### What this task involves
Each entry below must be repeated exactly, with pictures left out.
┌────────
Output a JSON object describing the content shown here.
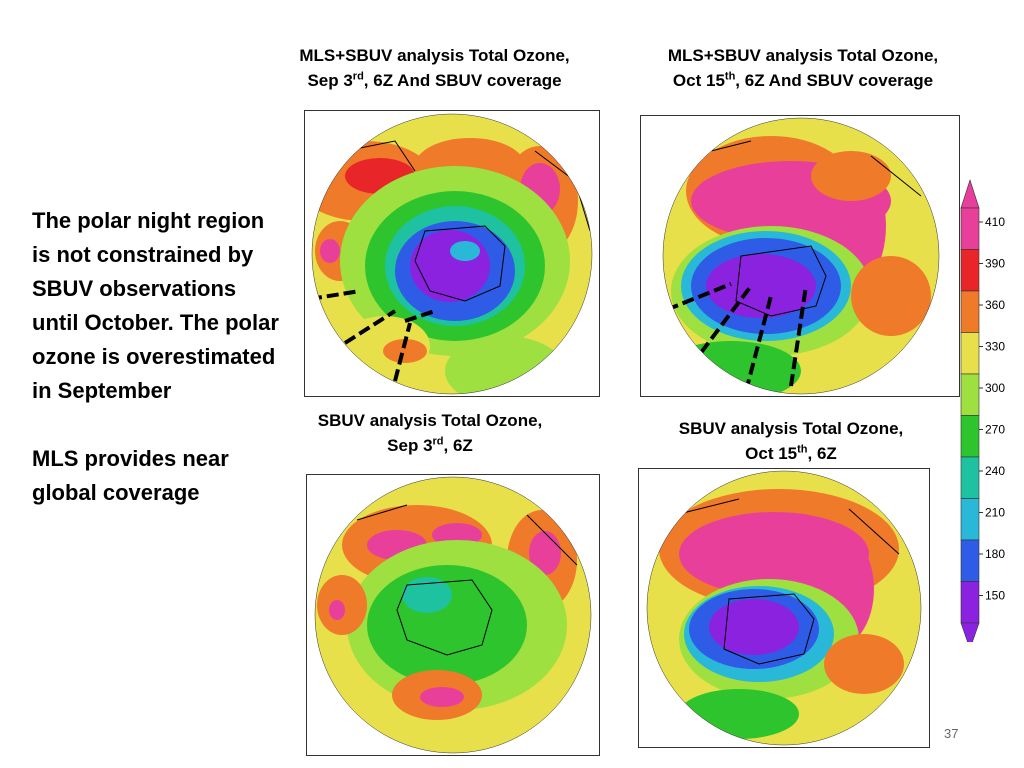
{
  "captions": {
    "top_left": {
      "line1": "MLS+SBUV analysis Total Ozone,",
      "line2_pre": "Sep 3",
      "line2_sup": "rd",
      "line2_post": ", 6Z  And SBUV coverage"
    },
    "top_right": {
      "line1": "MLS+SBUV analysis Total Ozone,",
      "line2_pre": "Oct 15",
      "line2_sup": "th",
      "line2_post": ", 6Z And SBUV coverage"
    },
    "bottom_left": {
      "line1": "SBUV analysis Total Ozone,",
      "line2_pre": "Sep 3",
      "line2_sup": "rd",
      "line2_post": ", 6Z"
    },
    "bottom_right": {
      "line1": "SBUV analysis Total Ozone,",
      "line2_pre": "Oct 15",
      "line2_sup": "th",
      "line2_post": ", 6Z"
    }
  },
  "text": {
    "paragraph1": "The polar night region is not constrained by SBUV observations until October.  The polar ozone is overestimated in September",
    "paragraph2": "MLS provides near global coverage"
  },
  "colorbar": {
    "labels": [
      "410",
      "390",
      "360",
      "330",
      "300",
      "270",
      "240",
      "210",
      "180",
      "150"
    ],
    "colors": [
      "#e8409a",
      "#e8262a",
      "#ef7a2a",
      "#e8e04a",
      "#9ee040",
      "#2ec42e",
      "#1ec2a0",
      "#2ab8d8",
      "#2e5ce6",
      "#8a22e0"
    ]
  },
  "page_number": "37"
}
└────────
### Worked answer
Output a JSON object describing the content shown here.
{
  "captions": {
    "top_left": {
      "line1": "MLS+SBUV analysis Total Ozone,",
      "line2_pre": "Sep 3",
      "line2_sup": "rd",
      "line2_post": ", 6Z  And SBUV coverage"
    },
    "top_right": {
      "line1": "MLS+SBUV analysis Total Ozone,",
      "line2_pre": "Oct 15",
      "line2_sup": "th",
      "line2_post": ", 6Z And SBUV coverage"
    },
    "bottom_left": {
      "line1": "SBUV analysis Total Ozone,",
      "line2_pre": "Sep 3",
      "line2_sup": "rd",
      "line2_post": ", 6Z"
    },
    "bottom_right": {
      "line1": "SBUV analysis Total Ozone,",
      "line2_pre": "Oct 15",
      "line2_sup": "th",
      "line2_post": ", 6Z"
    }
  },
  "text": {
    "paragraph1": "The polar night region is not constrained by SBUV observations until October.  The polar ozone is overestimated in September",
    "paragraph2": "MLS provides near global coverage"
  },
  "colorbar": {
    "labels": [
      "410",
      "390",
      "360",
      "330",
      "300",
      "270",
      "240",
      "210",
      "180",
      "150"
    ],
    "colors": [
      "#e8409a",
      "#e8262a",
      "#ef7a2a",
      "#e8e04a",
      "#9ee040",
      "#2ec42e",
      "#1ec2a0",
      "#2ab8d8",
      "#2e5ce6",
      "#8a22e0"
    ]
  },
  "page_number": "37"
}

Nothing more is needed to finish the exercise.